▶ [Given exercise]: Everything from the line holding "Decode this image" to the end of the listing below should be copied exactly, line for line, minus the pictures.

# Material for this exercise start

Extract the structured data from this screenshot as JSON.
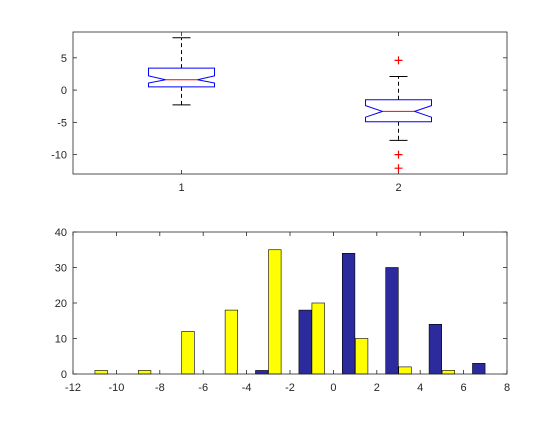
{
  "colors": {
    "axis": "#262626",
    "box_edge": "#0000ff",
    "median": "#ff0000",
    "whisker": "#000000",
    "outlier": "#ff0000",
    "series1": "#2b2b9e",
    "series2": "#ffff00"
  },
  "chart_data": [
    {
      "type": "boxplot",
      "notched": true,
      "xlabel": "",
      "ylabel": "",
      "ylim": [
        -13,
        9
      ],
      "yticks": [
        -10,
        -5,
        0,
        5
      ],
      "ytick_labels": [
        "-10",
        "-5",
        "0",
        "5"
      ],
      "categories": [
        "1",
        "2"
      ],
      "boxes": [
        {
          "label": "1",
          "whisker_low": -2.3,
          "q1": 0.5,
          "notch_low": 1.1,
          "median": 1.6,
          "notch_high": 2.2,
          "q3": 3.4,
          "whisker_high": 8.1,
          "outliers": []
        },
        {
          "label": "2",
          "whisker_low": -7.8,
          "q1": -4.9,
          "notch_low": -4.2,
          "median": -3.3,
          "notch_high": -2.4,
          "q3": -1.5,
          "whisker_high": 2.1,
          "outliers": [
            4.6,
            -10.0,
            -12.1
          ]
        }
      ]
    },
    {
      "type": "bar",
      "grouped": true,
      "xlabel": "",
      "ylabel": "",
      "xlim": [
        -12,
        8
      ],
      "ylim": [
        0,
        40
      ],
      "xticks": [
        -12,
        -10,
        -8,
        -6,
        -4,
        -2,
        0,
        2,
        4,
        6,
        8
      ],
      "xtick_labels": [
        "-12",
        "-10",
        "-8",
        "-6",
        "-4",
        "-2",
        "0",
        "2",
        "4",
        "6",
        "8"
      ],
      "yticks": [
        0,
        10,
        20,
        30,
        40
      ],
      "ytick_labels": [
        "0",
        "10",
        "20",
        "30",
        "40"
      ],
      "x": [
        -11,
        -9,
        -7,
        -5,
        -3,
        -1,
        1,
        3,
        5,
        7
      ],
      "series": [
        {
          "values": [
            0,
            0,
            0,
            0,
            1,
            18,
            34,
            30,
            14,
            3
          ]
        },
        {
          "values": [
            1,
            1,
            12,
            18,
            35,
            20,
            10,
            2,
            1,
            0
          ]
        }
      ]
    }
  ]
}
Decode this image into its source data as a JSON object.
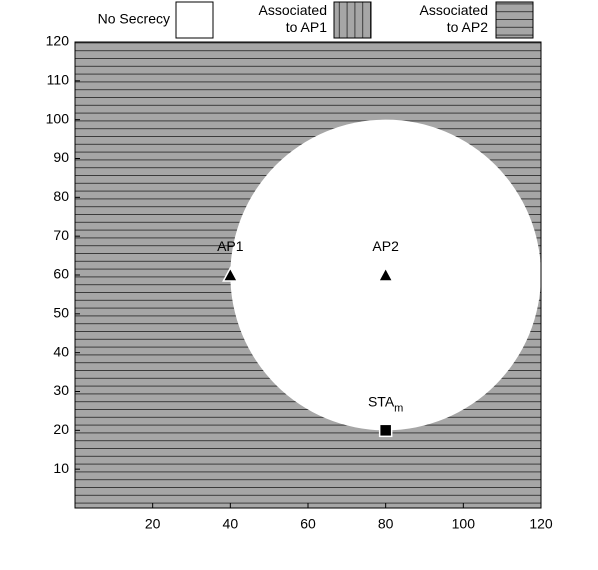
{
  "chart_data": {
    "type": "region",
    "legend": [
      {
        "label_lines": [
          "No Secrecy"
        ],
        "pattern": "none"
      },
      {
        "label_lines": [
          "Associated",
          "to AP1"
        ],
        "pattern": "vertical"
      },
      {
        "label_lines": [
          "Associated",
          "to AP2"
        ],
        "pattern": "horizontal"
      }
    ],
    "background_pattern": "horizontal",
    "region": {
      "center": [
        80,
        60
      ],
      "radius": 40,
      "pattern": "none"
    },
    "points": [
      {
        "label": "AP1",
        "x": 40,
        "y": 60,
        "marker": "triangle"
      },
      {
        "label": "AP2",
        "x": 80,
        "y": 60,
        "marker": "triangle"
      },
      {
        "label": "STA",
        "label_subscript": "m",
        "x": 80,
        "y": 20,
        "marker": "square"
      }
    ],
    "xlim": [
      0,
      120
    ],
    "ylim": [
      0,
      120
    ],
    "xticks": [
      20,
      40,
      60,
      80,
      100,
      120
    ],
    "yticks": [
      10,
      20,
      30,
      40,
      50,
      60,
      70,
      80,
      90,
      100,
      110,
      120
    ]
  }
}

# Material for this exercise end

▶ [Reply]:
Decode this image into its source data as a JSON object.
{
  "chart_data": {
    "type": "region",
    "legend": [
      {
        "label_lines": [
          "No Secrecy"
        ],
        "pattern": "none"
      },
      {
        "label_lines": [
          "Associated",
          "to AP1"
        ],
        "pattern": "vertical"
      },
      {
        "label_lines": [
          "Associated",
          "to AP2"
        ],
        "pattern": "horizontal"
      }
    ],
    "background_pattern": "horizontal",
    "region": {
      "center": [
        80,
        60
      ],
      "radius": 40,
      "pattern": "none"
    },
    "points": [
      {
        "label": "AP1",
        "x": 40,
        "y": 60,
        "marker": "triangle"
      },
      {
        "label": "AP2",
        "x": 80,
        "y": 60,
        "marker": "triangle"
      },
      {
        "label": "STA",
        "label_subscript": "m",
        "x": 80,
        "y": 20,
        "marker": "square"
      }
    ],
    "xlim": [
      0,
      120
    ],
    "ylim": [
      0,
      120
    ],
    "xticks": [
      20,
      40,
      60,
      80,
      100,
      120
    ],
    "yticks": [
      10,
      20,
      30,
      40,
      50,
      60,
      70,
      80,
      90,
      100,
      110,
      120
    ]
  }
}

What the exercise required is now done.